- Exercise: Extract the full set of records, then give each one again exactly.

--- BEGIN Record set ---

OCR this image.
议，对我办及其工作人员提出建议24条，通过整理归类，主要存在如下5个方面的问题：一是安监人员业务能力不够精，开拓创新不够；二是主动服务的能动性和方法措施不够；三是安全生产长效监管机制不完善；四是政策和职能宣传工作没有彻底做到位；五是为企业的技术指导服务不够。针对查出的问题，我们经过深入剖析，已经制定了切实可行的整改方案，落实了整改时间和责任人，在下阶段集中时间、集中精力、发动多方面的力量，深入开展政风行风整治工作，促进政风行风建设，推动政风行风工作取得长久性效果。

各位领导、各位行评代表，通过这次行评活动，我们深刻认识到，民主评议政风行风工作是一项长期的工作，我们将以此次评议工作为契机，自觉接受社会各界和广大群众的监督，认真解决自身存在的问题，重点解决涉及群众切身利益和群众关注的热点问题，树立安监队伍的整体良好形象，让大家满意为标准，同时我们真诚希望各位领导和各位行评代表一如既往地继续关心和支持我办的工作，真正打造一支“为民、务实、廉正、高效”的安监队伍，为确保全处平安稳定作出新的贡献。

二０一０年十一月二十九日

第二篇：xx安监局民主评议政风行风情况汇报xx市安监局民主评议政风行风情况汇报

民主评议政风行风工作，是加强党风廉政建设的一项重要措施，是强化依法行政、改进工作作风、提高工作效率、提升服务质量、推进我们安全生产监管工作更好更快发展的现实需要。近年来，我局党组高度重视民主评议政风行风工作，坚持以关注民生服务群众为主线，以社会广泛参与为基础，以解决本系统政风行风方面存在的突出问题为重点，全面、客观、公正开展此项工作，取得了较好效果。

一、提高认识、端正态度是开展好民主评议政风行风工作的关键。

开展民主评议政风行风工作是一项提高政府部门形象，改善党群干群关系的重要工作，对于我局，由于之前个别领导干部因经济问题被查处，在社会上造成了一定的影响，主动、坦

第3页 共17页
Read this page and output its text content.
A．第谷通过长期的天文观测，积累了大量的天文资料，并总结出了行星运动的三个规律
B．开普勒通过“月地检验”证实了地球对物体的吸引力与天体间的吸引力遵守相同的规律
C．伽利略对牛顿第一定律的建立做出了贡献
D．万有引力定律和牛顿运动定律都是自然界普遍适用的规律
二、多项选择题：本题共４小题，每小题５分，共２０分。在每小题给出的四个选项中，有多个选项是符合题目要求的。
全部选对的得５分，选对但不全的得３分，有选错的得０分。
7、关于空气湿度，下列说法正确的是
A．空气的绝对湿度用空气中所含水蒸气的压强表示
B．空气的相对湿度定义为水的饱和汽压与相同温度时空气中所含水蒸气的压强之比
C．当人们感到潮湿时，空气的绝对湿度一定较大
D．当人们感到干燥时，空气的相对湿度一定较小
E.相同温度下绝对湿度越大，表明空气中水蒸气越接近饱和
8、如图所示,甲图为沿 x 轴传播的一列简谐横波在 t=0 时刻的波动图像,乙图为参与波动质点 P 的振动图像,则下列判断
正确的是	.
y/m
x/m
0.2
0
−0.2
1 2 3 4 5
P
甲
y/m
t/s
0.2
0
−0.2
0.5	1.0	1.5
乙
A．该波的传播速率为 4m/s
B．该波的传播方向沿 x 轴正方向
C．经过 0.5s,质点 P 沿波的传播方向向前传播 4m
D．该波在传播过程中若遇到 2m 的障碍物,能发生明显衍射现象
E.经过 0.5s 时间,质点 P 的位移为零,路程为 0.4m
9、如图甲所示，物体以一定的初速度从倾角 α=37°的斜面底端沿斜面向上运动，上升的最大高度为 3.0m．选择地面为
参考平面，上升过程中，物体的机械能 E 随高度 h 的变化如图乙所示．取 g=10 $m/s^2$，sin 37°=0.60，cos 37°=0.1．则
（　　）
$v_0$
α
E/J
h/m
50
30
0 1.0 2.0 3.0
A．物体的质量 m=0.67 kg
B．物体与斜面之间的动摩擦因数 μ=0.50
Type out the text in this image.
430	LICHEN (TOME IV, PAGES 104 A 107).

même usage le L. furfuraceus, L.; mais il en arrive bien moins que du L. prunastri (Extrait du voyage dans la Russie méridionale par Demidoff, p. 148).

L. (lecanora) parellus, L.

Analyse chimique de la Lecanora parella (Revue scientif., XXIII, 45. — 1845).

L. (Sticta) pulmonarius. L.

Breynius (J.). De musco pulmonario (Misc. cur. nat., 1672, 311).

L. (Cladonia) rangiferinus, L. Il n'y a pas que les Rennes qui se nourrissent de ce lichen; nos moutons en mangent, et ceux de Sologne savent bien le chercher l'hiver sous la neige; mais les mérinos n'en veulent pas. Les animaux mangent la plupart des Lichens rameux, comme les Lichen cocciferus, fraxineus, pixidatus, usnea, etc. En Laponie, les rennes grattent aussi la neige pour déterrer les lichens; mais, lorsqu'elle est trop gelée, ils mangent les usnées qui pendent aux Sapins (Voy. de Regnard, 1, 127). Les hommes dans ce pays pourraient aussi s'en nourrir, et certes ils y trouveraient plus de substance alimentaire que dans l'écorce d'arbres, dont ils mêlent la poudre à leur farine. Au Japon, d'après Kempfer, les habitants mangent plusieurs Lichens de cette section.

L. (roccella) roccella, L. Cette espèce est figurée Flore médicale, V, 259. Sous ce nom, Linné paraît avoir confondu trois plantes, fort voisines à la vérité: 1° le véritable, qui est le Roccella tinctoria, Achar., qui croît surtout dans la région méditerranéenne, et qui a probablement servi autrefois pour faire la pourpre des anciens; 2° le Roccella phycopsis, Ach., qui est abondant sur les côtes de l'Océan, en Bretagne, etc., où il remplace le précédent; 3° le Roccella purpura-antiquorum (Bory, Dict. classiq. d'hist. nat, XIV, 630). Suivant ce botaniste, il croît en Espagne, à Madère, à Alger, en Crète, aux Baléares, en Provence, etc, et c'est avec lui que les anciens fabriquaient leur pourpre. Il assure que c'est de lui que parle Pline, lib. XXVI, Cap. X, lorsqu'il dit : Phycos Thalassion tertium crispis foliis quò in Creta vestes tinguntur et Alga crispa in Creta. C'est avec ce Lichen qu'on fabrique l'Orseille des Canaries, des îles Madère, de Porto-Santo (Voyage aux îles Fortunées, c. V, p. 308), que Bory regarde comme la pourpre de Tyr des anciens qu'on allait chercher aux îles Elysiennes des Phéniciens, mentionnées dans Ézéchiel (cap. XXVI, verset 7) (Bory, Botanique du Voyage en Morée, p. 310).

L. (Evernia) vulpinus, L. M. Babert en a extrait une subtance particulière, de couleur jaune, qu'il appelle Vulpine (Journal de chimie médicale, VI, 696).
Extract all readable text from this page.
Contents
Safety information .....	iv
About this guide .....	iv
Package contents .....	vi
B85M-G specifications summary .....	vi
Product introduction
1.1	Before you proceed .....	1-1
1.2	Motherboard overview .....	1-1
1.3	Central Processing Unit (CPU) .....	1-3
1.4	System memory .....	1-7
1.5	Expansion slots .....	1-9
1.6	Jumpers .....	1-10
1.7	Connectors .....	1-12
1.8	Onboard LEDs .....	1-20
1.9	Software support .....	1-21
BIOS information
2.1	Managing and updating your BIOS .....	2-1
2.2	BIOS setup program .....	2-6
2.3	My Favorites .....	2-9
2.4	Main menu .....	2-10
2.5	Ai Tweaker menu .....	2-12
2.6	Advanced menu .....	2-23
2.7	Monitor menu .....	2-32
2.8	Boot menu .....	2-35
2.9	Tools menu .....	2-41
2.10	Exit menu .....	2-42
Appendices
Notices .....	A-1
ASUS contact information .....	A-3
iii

--- END Record set ---

- The response:
OCR this image.
议，对我办及其工作人员提出建议24条，通过整理归类，主要存在如下5个方面的问题：一是安监人员业务能力不够精，开拓创新不够；二是主动服务的能动性和方法措施不够；三是安全生产长效监管机制不完善；四是政策和职能宣传工作没有彻底做到位；五是为企业的技术指导服务不够。针对查出的问题，我们经过深入剖析，已经制定了切实可行的整改方案，落实了整改时间和责任人，在下阶段集中时间、集中精力、发动多方面的力量，深入开展政风行风整治工作，促进政风行风建设，推动政风行风工作取得长久性效果。

各位领导、各位行评代表，通过这次行评活动，我们深刻认识到，民主评议政风行风工作是一项长期的工作，我们将以此次评议工作为契机，自觉接受社会各界和广大群众的监督，认真解决自身存在的问题，重点解决涉及群众切身利益和群众关注的热点问题，树立安监队伍的整体良好形象，让大家满意为标准，同时我们真诚希望各位领导和各位行评代表一如既往地继续关心和支持我办的工作，真正打造一支“为民、务实、廉正、高效”的安监队伍，为确保全处平安稳定作出新的贡献。

二０一０年十一月二十九日

第二篇：xx安监局民主评议政风行风情况汇报xx市安监局民主评议政风行风情况汇报

民主评议政风行风工作，是加强党风廉政建设的一项重要措施，是强化依法行政、改进工作作风、提高工作效率、提升服务质量、推进我们安全生产监管工作更好更快发展的现实需要。近年来，我局党组高度重视民主评议政风行风工作，坚持以关注民生服务群众为主线，以社会广泛参与为基础，以解决本系统政风行风方面存在的突出问题为重点，全面、客观、公正开展此项工作，取得了较好效果。

一、提高认识、端正态度是开展好民主评议政风行风工作的关键。

开展民主评议政风行风工作是一项提高政府部门形象，改善党群干群关系的重要工作，对于我局，由于之前个别领导干部因经济问题被查处，在社会上造成了一定的影响，主动、坦

第3页 共17页
Read this page and output its text content.
A．第谷通过长期的天文观测，积累了大量的天文资料，并总结出了行星运动的三个规律
B．开普勒通过“月地检验”证实了地球对物体的吸引力与天体间的吸引力遵守相同的规律
C．伽利略对牛顿第一定律的建立做出了贡献
D．万有引力定律和牛顿运动定律都是自然界普遍适用的规律
二、多项选择题：本题共４小题，每小题５分，共２０分。在每小题给出的四个选项中，有多个选项是符合题目要求的。
全部选对的得５分，选对但不全的得３分，有选错的得０分。
7、关于空气湿度，下列说法正确的是
A．空气的绝对湿度用空气中所含水蒸气的压强表示
B．空气的相对湿度定义为水的饱和汽压与相同温度时空气中所含水蒸气的压强之比
C．当人们感到潮湿时，空气的绝对湿度一定较大
D．当人们感到干燥时，空气的相对湿度一定较小
E.相同温度下绝对湿度越大，表明空气中水蒸气越接近饱和
8、如图所示,甲图为沿 x 轴传播的一列简谐横波在 t=0 时刻的波动图像,乙图为参与波动质点 P 的振动图像,则下列判断
正确的是	.
y/m
x/m
0.2
0
−0.2
1 2 3 4 5
P
甲
y/m
t/s
0.2
0
−0.2
0.5	1.0	1.5
乙
A．该波的传播速率为 4m/s
B．该波的传播方向沿 x 轴正方向
C．经过 0.5s,质点 P 沿波的传播方向向前传播 4m
D．该波在传播过程中若遇到 2m 的障碍物,能发生明显衍射现象
E.经过 0.5s 时间,质点 P 的位移为零,路程为 0.4m
9、如图甲所示，物体以一定的初速度从倾角 α=37°的斜面底端沿斜面向上运动，上升的最大高度为 3.0m．选择地面为
参考平面，上升过程中，物体的机械能 E 随高度 h 的变化如图乙所示．取 g=10 $m/s^2$，sin 37°=0.60，cos 37°=0.1．则
（　　）
$v_0$
α
E/J
h/m
50
30
0 1.0 2.0 3.0
A．物体的质量 m=0.67 kg
B．物体与斜面之间的动摩擦因数 μ=0.50
Type out the text in this image.
430	LICHEN (TOME IV, PAGES 104 A 107).

même usage le L. furfuraceus, L.; mais il en arrive bien moins que du L. prunastri (Extrait du voyage dans la Russie méridionale par Demidoff, p. 148).

L. (lecanora) parellus, L.

Analyse chimique de la Lecanora parella (Revue scientif., XXIII, 45. — 1845).

L. (Sticta) pulmonarius. L.

Breynius (J.). De musco pulmonario (Misc. cur. nat., 1672, 311).

L. (Cladonia) rangiferinus, L. Il n'y a pas que les Rennes qui se nourrissent de ce lichen; nos moutons en mangent, et ceux de Sologne savent bien le chercher l'hiver sous la neige; mais les mérinos n'en veulent pas. Les animaux mangent la plupart des Lichens rameux, comme les Lichen cocciferus, fraxineus, pixidatus, usnea, etc. En Laponie, les rennes grattent aussi la neige pour déterrer les lichens; mais, lorsqu'elle est trop gelée, ils mangent les usnées qui pendent aux Sapins (Voy. de Regnard, 1, 127). Les hommes dans ce pays pourraient aussi s'en nourrir, et certes ils y trouveraient plus de substance alimentaire que dans l'écorce d'arbres, dont ils mêlent la poudre à leur farine. Au Japon, d'après Kempfer, les habitants mangent plusieurs Lichens de cette section.

L. (roccella) roccella, L. Cette espèce est figurée Flore médicale, V, 259. Sous ce nom, Linné paraît avoir confondu trois plantes, fort voisines à la vérité: 1° le véritable, qui est le Roccella tinctoria, Achar., qui croît surtout dans la région méditerranéenne, et qui a probablement servi autrefois pour faire la pourpre des anciens; 2° le Roccella phycopsis, Ach., qui est abondant sur les côtes de l'Océan, en Bretagne, etc., où il remplace le précédent; 3° le Roccella purpura-antiquorum (Bory, Dict. classiq. d'hist. nat, XIV, 630). Suivant ce botaniste, il croît en Espagne, à Madère, à Alger, en Crète, aux Baléares, en Provence, etc, et c'est avec lui que les anciens fabriquaient leur pourpre. Il assure que c'est de lui que parle Pline, lib. XXVI, Cap. X, lorsqu'il dit : Phycos Thalassion tertium crispis foliis quò in Creta vestes tinguntur et Alga crispa in Creta. C'est avec ce Lichen qu'on fabrique l'Orseille des Canaries, des îles Madère, de Porto-Santo (Voyage aux îles Fortunées, c. V, p. 308), que Bory regarde comme la pourpre de Tyr des anciens qu'on allait chercher aux îles Elysiennes des Phéniciens, mentionnées dans Ézéchiel (cap. XXVI, verset 7) (Bory, Botanique du Voyage en Morée, p. 310).

L. (Evernia) vulpinus, L. M. Babert en a extrait une subtance particulière, de couleur jaune, qu'il appelle Vulpine (Journal de chimie médicale, VI, 696).
Extract all readable text from this page.
Contents
Safety information .....	iv
About this guide .....	iv
Package contents .....	vi
B85M-G specifications summary .....	vi
Product introduction
1.1	Before you proceed .....	1-1
1.2	Motherboard overview .....	1-1
1.3	Central Processing Unit (CPU) .....	1-3
1.4	System memory .....	1-7
1.5	Expansion slots .....	1-9
1.6	Jumpers .....	1-10
1.7	Connectors .....	1-12
1.8	Onboard LEDs .....	1-20
1.9	Software support .....	1-21
BIOS information
2.1	Managing and updating your BIOS .....	2-1
2.2	BIOS setup program .....	2-6
2.3	My Favorites .....	2-9
2.4	Main menu .....	2-10
2.5	Ai Tweaker menu .....	2-12
2.6	Advanced menu .....	2-23
2.7	Monitor menu .....	2-32
2.8	Boot menu .....	2-35
2.9	Tools menu .....	2-41
2.10	Exit menu .....	2-42
Appendices
Notices .....	A-1
ASUS contact information .....	A-3
iii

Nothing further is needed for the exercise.